▸ Data in this exercise:
Begin
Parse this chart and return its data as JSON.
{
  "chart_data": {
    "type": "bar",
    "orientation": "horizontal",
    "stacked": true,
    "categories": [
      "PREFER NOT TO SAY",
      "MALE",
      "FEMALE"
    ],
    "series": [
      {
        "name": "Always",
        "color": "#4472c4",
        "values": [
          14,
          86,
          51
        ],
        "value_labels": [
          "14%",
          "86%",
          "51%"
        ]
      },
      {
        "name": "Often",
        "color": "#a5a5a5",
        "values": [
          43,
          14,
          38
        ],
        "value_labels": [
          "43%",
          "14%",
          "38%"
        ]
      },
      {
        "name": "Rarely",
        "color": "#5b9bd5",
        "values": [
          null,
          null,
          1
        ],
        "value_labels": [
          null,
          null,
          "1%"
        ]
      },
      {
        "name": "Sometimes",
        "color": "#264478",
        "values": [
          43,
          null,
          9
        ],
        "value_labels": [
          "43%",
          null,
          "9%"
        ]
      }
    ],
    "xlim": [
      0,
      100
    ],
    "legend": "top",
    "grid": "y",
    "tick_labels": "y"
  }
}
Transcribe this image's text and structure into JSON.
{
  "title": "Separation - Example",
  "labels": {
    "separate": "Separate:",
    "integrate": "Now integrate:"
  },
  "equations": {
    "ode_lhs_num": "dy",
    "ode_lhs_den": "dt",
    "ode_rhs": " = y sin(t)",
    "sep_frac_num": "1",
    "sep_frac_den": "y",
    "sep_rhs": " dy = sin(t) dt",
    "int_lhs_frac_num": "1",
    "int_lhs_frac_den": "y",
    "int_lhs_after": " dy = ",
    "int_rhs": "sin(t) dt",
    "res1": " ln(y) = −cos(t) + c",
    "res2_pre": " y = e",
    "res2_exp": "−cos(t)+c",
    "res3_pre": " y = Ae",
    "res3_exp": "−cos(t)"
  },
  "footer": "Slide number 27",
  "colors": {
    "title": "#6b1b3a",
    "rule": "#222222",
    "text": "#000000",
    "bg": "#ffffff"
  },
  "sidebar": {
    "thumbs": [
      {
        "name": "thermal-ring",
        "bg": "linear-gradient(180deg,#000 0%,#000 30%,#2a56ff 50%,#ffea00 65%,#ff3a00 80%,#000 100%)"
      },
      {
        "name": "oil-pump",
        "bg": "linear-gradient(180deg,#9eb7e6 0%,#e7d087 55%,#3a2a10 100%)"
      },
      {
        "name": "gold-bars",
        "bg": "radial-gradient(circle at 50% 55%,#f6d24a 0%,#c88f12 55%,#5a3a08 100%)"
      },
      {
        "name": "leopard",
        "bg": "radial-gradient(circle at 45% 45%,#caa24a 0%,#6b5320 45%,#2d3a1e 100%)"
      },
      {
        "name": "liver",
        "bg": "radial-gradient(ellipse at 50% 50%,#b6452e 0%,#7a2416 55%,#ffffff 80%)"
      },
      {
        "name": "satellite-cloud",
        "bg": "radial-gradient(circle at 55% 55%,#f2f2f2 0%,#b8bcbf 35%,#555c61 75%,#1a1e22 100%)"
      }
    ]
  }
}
End
▸ What is expected: Please copy out each record, character for character.

▸ Final answer:
Parse this chart and return its data as JSON.
{
  "chart_data": {
    "type": "bar",
    "orientation": "horizontal",
    "stacked": true,
    "categories": [
      "PREFER NOT TO SAY",
      "MALE",
      "FEMALE"
    ],
    "series": [
      {
        "name": "Always",
        "color": "#4472c4",
        "values": [
          14,
          86,
          51
        ],
        "value_labels": [
          "14%",
          "86%",
          "51%"
        ]
      },
      {
        "name": "Often",
        "color": "#a5a5a5",
        "values": [
          43,
          14,
          38
        ],
        "value_labels": [
          "43%",
          "14%",
          "38%"
        ]
      },
      {
        "name": "Rarely",
        "color": "#5b9bd5",
        "values": [
          null,
          null,
          1
        ],
        "value_labels": [
          null,
          null,
          "1%"
        ]
      },
      {
        "name": "Sometimes",
        "color": "#264478",
        "values": [
          43,
          null,
          9
        ],
        "value_labels": [
          "43%",
          null,
          "9%"
        ]
      }
    ],
    "xlim": [
      0,
      100
    ],
    "legend": "top",
    "grid": "y",
    "tick_labels": "y"
  }
}
Transcribe this image's text and structure into JSON.
{
  "title": "Separation - Example",
  "labels": {
    "separate": "Separate:",
    "integrate": "Now integrate:"
  },
  "equations": {
    "ode_lhs_num": "dy",
    "ode_lhs_den": "dt",
    "ode_rhs": " = y sin(t)",
    "sep_frac_num": "1",
    "sep_frac_den": "y",
    "sep_rhs": " dy = sin(t) dt",
    "int_lhs_frac_num": "1",
    "int_lhs_frac_den": "y",
    "int_lhs_after": " dy = ",
    "int_rhs": "sin(t) dt",
    "res1": " ln(y) = −cos(t) + c",
    "res2_pre": " y = e",
    "res2_exp": "−cos(t)+c",
    "res3_pre": " y = Ae",
    "res3_exp": "−cos(t)"
  },
  "footer": "Slide number 27",
  "colors": {
    "title": "#6b1b3a",
    "rule": "#222222",
    "text": "#000000",
    "bg": "#ffffff"
  },
  "sidebar": {
    "thumbs": [
      {
        "name": "thermal-ring",
        "bg": "linear-gradient(180deg,#000 0%,#000 30%,#2a56ff 50%,#ffea00 65%,#ff3a00 80%,#000 100%)"
      },
      {
        "name": "oil-pump",
        "bg": "linear-gradient(180deg,#9eb7e6 0%,#e7d087 55%,#3a2a10 100%)"
      },
      {
        "name": "gold-bars",
        "bg": "radial-gradient(circle at 50% 55%,#f6d24a 0%,#c88f12 55%,#5a3a08 100%)"
      },
      {
        "name": "leopard",
        "bg": "radial-gradient(circle at 45% 45%,#caa24a 0%,#6b5320 45%,#2d3a1e 100%)"
      },
      {
        "name": "liver",
        "bg": "radial-gradient(ellipse at 50% 50%,#b6452e 0%,#7a2416 55%,#ffffff 80%)"
      },
      {
        "name": "satellite-cloud",
        "bg": "radial-gradient(circle at 55% 55%,#f2f2f2 0%,#b8bcbf 35%,#555c61 75%,#1a1e22 100%)"
      }
    ]
  }
}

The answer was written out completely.